:: DO THIS ::
Count how many lines hold the string "minutes", and give only that number.
[start INFORMATION SUPPLIED]
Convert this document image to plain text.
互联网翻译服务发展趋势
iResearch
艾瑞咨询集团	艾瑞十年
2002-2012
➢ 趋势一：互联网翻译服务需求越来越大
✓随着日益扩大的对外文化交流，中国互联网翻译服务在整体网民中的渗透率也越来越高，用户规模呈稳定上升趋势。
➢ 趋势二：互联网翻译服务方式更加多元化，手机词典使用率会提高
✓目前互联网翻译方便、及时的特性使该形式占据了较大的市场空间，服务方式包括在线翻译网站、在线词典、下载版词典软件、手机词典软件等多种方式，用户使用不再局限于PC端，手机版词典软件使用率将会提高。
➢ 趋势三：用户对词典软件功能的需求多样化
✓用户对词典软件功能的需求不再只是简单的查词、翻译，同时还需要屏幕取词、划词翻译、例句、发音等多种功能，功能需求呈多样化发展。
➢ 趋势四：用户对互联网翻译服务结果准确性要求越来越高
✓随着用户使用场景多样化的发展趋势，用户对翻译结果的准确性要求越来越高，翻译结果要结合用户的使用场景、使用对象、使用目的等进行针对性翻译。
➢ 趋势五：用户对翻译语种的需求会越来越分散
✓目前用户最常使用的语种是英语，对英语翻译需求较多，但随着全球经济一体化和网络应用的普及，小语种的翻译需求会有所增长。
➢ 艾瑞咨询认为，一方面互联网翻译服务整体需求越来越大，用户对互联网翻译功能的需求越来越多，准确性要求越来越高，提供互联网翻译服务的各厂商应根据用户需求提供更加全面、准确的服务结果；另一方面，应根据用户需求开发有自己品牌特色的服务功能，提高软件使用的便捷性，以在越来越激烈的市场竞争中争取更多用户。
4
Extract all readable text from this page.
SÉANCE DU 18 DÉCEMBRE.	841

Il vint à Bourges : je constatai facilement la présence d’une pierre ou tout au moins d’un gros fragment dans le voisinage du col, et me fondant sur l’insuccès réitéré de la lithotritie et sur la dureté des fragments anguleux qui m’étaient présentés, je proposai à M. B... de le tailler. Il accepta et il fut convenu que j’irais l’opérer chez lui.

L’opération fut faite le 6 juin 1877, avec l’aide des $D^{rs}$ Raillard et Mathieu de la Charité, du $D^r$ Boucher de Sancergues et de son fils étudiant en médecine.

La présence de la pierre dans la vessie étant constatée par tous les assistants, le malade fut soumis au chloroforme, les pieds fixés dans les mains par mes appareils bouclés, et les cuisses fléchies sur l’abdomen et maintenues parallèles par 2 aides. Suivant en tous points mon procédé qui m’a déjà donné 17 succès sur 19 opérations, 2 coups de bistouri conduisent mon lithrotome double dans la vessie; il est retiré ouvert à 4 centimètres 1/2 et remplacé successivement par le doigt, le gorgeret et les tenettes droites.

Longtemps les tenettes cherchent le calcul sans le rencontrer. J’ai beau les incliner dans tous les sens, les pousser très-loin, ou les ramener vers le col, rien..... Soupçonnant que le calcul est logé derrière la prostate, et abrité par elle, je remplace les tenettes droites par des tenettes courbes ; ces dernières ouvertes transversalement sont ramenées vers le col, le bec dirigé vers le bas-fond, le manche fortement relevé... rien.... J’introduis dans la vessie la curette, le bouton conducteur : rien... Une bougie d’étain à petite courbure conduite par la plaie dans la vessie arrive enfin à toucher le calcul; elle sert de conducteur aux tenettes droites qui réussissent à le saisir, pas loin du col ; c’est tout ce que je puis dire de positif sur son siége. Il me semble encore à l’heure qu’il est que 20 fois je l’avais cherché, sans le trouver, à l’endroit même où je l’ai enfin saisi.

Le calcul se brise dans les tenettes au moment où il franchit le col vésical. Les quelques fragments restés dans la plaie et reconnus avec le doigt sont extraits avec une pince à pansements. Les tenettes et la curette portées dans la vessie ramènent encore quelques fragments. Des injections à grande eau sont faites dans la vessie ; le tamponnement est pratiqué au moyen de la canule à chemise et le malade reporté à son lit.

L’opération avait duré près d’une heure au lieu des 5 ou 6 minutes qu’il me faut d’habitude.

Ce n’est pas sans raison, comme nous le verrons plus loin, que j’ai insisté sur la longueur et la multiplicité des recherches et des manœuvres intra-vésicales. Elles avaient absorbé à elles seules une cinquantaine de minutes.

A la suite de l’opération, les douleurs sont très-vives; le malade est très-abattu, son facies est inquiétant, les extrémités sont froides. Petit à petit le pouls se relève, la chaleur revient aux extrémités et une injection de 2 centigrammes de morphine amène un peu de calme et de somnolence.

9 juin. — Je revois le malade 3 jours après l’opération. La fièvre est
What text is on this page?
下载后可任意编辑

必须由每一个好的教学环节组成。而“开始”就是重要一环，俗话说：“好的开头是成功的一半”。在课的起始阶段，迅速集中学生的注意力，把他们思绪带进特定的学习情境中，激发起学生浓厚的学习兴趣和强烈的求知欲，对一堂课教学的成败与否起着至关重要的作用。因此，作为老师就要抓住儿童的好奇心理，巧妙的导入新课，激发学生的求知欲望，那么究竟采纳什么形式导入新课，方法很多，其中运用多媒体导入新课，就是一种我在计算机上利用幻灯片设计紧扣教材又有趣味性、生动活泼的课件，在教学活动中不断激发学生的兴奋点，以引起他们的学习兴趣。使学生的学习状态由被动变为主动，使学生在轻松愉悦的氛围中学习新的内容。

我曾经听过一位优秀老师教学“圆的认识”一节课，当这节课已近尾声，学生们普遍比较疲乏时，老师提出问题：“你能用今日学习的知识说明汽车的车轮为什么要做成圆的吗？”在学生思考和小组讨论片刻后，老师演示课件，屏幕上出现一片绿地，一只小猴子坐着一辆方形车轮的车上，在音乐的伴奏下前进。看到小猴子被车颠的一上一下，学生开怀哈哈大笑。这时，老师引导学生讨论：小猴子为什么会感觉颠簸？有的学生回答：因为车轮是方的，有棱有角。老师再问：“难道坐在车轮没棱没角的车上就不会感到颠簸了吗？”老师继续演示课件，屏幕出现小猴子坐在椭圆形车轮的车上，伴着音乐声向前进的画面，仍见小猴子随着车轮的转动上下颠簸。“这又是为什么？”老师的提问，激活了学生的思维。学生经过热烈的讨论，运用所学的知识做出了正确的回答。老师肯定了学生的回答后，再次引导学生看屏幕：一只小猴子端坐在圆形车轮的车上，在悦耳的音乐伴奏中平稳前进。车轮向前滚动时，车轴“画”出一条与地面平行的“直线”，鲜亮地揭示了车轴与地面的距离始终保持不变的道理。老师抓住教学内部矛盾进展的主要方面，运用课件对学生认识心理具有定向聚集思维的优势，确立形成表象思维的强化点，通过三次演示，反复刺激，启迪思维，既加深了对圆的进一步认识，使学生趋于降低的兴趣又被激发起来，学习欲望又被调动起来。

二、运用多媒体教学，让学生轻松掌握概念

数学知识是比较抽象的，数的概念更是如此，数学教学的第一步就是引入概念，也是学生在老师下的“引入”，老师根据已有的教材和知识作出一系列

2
[end INFORMATION SUPPLIED]
:: COMPLETE ANSWER ::
2